§ Written request
Gather from the material every line that contains the string "integer".

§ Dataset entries
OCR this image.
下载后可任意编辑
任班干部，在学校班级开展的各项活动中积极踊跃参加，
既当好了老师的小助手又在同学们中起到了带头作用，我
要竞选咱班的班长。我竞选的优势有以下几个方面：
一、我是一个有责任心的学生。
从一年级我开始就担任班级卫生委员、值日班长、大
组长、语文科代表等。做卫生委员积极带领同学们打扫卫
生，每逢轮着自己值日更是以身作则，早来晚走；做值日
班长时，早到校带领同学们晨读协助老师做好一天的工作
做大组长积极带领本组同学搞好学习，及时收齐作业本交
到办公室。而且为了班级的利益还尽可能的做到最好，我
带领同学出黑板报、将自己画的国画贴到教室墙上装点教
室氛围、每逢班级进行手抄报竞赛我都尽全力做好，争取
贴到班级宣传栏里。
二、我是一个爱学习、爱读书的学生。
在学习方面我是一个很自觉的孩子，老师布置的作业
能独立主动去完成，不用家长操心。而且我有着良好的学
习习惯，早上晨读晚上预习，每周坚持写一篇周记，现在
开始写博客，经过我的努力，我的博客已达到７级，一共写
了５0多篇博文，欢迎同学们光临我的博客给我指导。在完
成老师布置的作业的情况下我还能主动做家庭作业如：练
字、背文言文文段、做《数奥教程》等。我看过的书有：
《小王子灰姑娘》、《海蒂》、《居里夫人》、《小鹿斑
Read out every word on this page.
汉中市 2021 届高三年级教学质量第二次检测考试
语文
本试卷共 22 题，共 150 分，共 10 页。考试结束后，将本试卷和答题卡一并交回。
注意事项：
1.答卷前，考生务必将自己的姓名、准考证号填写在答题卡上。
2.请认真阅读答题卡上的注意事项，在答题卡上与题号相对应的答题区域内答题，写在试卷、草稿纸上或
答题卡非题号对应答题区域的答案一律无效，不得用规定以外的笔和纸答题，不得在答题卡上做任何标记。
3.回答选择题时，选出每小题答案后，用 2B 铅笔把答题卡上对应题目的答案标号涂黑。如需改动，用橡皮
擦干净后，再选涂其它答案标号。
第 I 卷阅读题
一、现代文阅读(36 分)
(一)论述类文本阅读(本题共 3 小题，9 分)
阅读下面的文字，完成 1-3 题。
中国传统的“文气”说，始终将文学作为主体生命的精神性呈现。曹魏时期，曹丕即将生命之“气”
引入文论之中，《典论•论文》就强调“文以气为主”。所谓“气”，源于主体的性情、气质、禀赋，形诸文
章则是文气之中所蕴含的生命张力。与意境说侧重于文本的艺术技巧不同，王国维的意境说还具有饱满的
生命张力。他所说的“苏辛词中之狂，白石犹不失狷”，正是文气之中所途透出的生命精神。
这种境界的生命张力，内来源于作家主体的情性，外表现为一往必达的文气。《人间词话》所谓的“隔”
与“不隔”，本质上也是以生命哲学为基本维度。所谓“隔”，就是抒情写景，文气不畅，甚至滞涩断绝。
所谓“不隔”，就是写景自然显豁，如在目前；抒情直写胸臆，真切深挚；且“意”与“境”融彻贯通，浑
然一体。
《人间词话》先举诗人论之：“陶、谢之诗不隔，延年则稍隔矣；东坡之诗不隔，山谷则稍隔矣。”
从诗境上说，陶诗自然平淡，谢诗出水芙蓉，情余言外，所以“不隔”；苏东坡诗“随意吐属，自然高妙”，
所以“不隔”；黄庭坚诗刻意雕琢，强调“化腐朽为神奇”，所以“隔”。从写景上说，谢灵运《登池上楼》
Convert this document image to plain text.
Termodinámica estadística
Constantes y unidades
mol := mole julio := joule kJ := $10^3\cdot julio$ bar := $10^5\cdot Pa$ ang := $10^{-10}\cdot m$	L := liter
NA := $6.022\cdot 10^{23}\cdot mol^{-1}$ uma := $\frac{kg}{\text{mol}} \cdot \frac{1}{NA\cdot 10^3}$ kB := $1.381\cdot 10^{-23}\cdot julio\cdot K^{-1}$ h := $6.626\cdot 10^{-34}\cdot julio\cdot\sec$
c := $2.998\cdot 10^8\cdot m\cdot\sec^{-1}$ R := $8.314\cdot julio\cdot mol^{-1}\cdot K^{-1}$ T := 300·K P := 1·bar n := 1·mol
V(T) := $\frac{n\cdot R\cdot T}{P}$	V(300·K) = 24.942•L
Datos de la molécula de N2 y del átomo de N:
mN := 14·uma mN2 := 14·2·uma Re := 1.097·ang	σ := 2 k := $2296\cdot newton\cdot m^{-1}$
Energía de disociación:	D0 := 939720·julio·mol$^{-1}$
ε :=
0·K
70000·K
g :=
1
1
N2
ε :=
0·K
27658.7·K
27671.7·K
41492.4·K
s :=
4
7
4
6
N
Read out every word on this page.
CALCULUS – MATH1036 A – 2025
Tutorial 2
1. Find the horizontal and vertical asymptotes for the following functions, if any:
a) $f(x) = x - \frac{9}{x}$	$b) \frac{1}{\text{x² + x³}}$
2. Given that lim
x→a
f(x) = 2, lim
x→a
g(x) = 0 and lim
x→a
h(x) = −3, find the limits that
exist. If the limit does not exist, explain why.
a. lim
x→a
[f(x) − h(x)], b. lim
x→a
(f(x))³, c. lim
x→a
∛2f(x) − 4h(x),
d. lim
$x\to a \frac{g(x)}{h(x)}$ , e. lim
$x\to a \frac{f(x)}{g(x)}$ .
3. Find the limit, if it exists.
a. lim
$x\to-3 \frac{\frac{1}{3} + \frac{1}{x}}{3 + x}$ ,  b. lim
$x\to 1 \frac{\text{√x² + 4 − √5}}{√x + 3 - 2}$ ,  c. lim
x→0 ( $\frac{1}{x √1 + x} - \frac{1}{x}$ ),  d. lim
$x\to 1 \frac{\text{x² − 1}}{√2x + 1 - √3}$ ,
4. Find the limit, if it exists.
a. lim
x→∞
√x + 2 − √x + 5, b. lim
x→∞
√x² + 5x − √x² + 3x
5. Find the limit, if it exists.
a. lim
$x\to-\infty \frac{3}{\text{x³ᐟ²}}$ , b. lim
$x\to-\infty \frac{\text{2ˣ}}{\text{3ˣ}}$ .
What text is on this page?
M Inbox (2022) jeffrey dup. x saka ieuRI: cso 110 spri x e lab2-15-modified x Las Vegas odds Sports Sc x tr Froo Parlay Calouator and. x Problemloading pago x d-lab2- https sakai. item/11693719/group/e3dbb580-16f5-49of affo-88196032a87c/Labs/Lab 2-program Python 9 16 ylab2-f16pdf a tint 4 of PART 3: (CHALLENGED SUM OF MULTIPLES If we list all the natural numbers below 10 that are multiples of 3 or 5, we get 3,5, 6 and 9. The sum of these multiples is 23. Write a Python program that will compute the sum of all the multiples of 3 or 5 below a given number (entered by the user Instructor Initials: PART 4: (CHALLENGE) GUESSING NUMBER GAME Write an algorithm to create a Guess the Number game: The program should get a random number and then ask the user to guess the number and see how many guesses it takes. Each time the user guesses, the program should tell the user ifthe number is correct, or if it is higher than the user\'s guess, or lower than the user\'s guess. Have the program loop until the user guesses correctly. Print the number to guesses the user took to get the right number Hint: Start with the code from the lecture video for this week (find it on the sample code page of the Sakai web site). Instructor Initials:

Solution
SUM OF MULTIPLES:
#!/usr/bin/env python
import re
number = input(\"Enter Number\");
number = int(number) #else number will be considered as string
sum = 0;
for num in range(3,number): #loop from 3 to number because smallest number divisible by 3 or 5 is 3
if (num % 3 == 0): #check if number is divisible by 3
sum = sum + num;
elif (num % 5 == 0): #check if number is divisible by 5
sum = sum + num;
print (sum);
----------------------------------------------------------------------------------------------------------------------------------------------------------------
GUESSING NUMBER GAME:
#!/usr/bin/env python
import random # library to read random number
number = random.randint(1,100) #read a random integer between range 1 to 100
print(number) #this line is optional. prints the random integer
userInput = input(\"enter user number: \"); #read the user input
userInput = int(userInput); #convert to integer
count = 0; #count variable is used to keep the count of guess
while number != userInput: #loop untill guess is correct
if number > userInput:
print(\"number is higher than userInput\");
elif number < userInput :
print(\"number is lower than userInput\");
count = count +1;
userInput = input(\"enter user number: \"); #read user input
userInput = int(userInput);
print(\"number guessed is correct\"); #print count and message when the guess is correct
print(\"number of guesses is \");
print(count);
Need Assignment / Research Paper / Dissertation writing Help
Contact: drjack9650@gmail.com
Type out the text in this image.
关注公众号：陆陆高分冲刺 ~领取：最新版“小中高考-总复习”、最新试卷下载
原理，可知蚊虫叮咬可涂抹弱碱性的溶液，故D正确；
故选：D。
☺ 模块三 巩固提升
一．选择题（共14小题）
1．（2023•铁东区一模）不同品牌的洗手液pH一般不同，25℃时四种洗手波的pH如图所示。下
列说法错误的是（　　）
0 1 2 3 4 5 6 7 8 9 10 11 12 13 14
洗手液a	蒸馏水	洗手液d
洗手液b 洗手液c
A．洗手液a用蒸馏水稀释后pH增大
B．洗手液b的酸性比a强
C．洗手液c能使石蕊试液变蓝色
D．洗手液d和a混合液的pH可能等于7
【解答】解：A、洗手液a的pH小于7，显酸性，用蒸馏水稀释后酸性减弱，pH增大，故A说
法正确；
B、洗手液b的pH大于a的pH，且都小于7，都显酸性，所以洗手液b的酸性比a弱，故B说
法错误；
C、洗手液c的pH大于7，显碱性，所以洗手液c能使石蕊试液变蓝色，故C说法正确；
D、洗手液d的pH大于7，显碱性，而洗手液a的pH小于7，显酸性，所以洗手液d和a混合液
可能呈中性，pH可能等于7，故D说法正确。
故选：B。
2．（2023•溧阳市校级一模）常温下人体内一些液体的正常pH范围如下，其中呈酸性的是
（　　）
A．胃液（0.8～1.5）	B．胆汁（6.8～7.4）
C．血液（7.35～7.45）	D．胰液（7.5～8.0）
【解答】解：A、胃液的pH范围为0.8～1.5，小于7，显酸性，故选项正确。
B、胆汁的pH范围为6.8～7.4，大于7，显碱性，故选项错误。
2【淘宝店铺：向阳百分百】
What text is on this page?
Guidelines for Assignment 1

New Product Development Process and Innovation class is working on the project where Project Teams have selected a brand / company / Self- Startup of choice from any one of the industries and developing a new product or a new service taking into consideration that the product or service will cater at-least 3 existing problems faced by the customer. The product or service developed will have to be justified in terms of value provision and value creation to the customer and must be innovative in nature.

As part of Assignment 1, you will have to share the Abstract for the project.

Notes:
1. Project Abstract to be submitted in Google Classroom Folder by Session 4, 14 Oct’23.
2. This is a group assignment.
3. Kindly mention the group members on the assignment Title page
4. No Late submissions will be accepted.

§ Response to this exercise
number = random.randint(1,100) #read a random integer between range 1 to 100
print(number) #this line is optional. prints the random integer
userInput = int(userInput); #convert to integer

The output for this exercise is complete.